Top of Information given

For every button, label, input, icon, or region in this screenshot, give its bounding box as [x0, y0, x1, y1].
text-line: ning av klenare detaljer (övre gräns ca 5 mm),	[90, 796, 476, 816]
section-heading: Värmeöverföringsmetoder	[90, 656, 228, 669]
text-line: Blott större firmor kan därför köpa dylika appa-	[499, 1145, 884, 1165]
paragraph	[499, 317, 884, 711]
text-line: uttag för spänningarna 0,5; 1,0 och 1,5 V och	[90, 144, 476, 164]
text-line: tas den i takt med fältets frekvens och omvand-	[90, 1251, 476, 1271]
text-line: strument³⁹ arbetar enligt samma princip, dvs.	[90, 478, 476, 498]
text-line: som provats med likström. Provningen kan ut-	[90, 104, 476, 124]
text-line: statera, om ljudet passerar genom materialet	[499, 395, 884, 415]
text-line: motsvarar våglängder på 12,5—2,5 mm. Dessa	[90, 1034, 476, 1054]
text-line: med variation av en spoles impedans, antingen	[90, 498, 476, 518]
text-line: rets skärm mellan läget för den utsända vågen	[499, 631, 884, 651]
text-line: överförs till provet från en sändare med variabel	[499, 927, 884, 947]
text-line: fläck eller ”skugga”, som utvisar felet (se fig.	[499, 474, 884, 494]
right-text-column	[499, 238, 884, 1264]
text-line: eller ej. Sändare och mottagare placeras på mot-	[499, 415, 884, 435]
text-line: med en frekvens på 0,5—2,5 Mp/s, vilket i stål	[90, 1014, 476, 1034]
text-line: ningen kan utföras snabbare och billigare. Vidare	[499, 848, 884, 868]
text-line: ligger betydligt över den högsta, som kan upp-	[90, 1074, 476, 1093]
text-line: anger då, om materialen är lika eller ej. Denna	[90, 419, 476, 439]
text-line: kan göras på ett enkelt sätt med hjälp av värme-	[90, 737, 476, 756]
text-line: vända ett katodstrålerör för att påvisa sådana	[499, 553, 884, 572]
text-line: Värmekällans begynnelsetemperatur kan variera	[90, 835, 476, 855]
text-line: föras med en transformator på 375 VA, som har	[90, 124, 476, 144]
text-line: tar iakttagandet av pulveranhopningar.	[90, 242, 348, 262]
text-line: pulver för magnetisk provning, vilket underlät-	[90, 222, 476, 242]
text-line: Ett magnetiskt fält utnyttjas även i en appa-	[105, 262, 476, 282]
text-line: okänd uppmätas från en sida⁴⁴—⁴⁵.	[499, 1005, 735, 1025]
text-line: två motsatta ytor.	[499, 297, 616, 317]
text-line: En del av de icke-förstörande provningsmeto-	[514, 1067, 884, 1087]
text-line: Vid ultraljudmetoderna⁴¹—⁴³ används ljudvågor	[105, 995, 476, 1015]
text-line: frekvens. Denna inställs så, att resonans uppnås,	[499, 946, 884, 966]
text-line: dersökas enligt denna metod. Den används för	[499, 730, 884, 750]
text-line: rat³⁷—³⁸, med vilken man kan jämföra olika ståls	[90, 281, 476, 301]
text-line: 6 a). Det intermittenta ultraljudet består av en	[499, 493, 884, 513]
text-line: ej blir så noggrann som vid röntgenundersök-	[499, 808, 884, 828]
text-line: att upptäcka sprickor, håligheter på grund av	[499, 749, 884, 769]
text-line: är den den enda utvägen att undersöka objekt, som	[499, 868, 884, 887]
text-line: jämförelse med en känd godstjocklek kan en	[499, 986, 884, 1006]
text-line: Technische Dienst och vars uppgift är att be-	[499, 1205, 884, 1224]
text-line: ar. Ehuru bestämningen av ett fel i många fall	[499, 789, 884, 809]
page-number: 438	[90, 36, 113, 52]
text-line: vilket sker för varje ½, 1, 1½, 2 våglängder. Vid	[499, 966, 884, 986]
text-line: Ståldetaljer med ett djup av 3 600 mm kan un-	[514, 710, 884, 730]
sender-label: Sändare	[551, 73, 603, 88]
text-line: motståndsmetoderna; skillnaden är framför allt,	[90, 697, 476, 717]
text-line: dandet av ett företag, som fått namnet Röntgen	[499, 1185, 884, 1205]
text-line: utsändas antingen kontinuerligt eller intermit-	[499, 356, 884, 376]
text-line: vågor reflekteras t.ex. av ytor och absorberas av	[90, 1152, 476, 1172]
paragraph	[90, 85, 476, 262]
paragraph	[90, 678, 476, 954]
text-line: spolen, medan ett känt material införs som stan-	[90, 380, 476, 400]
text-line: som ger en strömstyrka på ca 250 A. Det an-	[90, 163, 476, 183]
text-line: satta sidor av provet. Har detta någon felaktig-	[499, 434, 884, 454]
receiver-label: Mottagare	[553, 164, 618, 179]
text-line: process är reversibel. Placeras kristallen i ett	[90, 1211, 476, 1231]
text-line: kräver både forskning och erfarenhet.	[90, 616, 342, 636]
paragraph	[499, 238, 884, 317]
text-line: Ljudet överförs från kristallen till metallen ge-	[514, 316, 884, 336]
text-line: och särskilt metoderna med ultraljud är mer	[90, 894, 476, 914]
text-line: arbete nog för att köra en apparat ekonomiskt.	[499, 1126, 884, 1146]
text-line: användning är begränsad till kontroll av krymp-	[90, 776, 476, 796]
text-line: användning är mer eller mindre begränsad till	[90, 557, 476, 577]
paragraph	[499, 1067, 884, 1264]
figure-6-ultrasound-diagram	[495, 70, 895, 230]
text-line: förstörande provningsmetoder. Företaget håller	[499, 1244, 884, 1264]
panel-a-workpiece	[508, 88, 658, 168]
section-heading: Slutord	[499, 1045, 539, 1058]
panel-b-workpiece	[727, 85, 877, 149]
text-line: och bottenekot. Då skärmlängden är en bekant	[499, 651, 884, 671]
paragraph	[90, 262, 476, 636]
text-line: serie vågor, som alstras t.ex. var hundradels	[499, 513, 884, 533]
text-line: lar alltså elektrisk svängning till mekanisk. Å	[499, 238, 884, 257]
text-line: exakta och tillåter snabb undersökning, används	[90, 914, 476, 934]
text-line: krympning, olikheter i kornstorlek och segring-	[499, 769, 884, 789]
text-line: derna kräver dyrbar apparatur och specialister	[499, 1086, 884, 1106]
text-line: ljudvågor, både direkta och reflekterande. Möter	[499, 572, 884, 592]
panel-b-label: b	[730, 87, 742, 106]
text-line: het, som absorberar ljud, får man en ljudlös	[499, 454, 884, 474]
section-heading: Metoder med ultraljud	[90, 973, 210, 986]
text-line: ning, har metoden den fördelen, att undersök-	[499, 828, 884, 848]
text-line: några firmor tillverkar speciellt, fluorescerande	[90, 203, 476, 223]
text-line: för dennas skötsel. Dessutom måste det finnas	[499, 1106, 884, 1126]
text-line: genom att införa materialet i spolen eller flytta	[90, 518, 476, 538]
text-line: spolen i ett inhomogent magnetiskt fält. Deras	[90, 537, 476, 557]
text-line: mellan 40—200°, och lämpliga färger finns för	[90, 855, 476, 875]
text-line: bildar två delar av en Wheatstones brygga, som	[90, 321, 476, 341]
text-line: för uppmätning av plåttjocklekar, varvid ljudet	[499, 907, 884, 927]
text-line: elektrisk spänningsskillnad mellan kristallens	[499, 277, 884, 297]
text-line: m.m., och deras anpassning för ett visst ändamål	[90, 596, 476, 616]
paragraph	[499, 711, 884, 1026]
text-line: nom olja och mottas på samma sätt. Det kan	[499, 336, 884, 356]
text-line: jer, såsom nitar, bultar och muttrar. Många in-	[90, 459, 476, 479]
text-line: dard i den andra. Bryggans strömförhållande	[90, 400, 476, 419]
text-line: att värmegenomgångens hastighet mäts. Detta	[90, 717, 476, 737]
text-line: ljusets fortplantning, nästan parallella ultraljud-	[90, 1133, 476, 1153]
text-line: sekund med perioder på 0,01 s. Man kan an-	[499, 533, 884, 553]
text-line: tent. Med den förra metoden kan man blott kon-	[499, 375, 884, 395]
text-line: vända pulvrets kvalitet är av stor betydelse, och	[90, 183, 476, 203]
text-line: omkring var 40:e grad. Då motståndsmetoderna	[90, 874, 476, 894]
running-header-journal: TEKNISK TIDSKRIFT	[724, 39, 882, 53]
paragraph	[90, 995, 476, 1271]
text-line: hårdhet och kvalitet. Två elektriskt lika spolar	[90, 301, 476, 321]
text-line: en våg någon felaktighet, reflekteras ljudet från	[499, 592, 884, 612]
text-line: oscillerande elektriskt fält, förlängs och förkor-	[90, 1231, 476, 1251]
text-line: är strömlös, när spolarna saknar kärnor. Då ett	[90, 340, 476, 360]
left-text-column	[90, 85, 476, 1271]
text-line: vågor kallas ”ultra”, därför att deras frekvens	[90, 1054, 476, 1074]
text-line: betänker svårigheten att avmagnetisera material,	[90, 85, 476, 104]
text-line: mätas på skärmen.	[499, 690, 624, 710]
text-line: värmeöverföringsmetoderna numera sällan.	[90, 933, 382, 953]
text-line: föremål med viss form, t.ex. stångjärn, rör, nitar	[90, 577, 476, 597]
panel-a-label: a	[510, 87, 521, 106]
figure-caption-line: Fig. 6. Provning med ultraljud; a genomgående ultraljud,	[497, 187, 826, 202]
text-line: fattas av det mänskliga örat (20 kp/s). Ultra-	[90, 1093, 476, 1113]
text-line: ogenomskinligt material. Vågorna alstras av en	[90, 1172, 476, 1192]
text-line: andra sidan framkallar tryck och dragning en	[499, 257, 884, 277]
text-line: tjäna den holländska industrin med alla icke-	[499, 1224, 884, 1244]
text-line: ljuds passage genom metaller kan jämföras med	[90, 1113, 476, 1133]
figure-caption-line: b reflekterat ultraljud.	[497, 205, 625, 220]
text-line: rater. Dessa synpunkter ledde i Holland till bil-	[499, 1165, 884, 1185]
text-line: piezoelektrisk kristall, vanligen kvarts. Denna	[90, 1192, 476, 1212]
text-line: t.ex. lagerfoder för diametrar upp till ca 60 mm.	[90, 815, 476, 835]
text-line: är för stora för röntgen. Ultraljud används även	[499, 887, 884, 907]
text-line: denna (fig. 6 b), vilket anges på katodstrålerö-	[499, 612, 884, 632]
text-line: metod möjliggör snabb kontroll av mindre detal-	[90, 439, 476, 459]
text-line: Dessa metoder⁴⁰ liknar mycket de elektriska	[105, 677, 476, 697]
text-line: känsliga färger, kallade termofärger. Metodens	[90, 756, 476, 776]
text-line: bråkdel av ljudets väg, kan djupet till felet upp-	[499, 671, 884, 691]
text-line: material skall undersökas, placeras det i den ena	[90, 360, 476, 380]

Bottom of Information given

## Task requirements
Wherever the word "därför" appears in the records above, copy that line.

## Result for this task
text-line: Blott större firmor kan därför köpa dylika appa-	[499, 1145, 884, 1165]
text-line: vågor kallas ”ultra”, därför att deras frekvens	[90, 1054, 476, 1074]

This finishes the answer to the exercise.